┌─ RECORD LIST
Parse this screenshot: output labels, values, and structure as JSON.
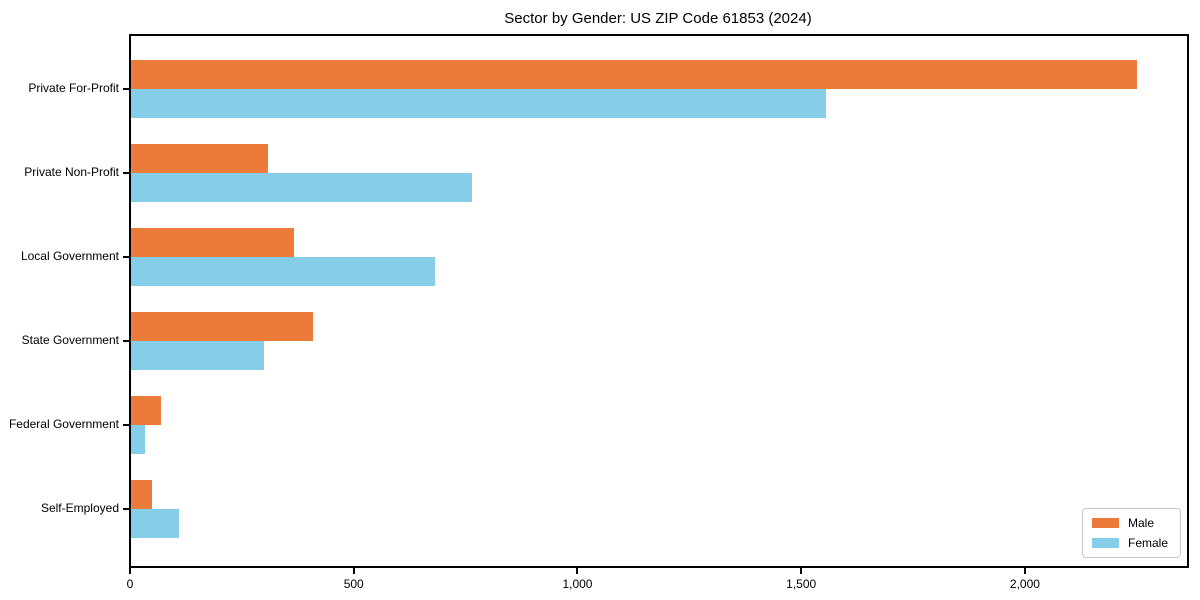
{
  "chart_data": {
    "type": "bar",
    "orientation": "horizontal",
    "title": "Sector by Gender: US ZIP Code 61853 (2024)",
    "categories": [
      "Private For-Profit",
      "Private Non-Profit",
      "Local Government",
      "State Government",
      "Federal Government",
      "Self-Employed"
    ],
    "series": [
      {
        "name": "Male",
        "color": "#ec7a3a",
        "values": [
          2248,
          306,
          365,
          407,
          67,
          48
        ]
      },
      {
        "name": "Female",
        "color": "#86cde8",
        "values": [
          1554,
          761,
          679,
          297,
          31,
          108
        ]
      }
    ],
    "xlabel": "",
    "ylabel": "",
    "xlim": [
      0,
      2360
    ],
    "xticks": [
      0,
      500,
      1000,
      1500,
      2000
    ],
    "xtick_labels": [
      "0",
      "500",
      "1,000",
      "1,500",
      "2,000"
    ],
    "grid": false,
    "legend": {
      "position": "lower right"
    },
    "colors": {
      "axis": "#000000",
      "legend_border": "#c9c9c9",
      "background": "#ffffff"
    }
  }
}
└─
# REQUIREMENT
Print every entry exactly as written, without the pictures.

# COMPLETED EXERCISE
Parse this screenshot: output labels, values, and structure as JSON.
{
  "chart_data": {
    "type": "bar",
    "orientation": "horizontal",
    "title": "Sector by Gender: US ZIP Code 61853 (2024)",
    "categories": [
      "Private For-Profit",
      "Private Non-Profit",
      "Local Government",
      "State Government",
      "Federal Government",
      "Self-Employed"
    ],
    "series": [
      {
        "name": "Male",
        "color": "#ec7a3a",
        "values": [
          2248,
          306,
          365,
          407,
          67,
          48
        ]
      },
      {
        "name": "Female",
        "color": "#86cde8",
        "values": [
          1554,
          761,
          679,
          297,
          31,
          108
        ]
      }
    ],
    "xlabel": "",
    "ylabel": "",
    "xlim": [
      0,
      2360
    ],
    "xticks": [
      0,
      500,
      1000,
      1500,
      2000
    ],
    "xtick_labels": [
      "0",
      "500",
      "1,000",
      "1,500",
      "2,000"
    ],
    "grid": false,
    "legend": {
      "position": "lower right"
    },
    "colors": {
      "axis": "#000000",
      "legend_border": "#c9c9c9",
      "background": "#ffffff"
    }
  }
}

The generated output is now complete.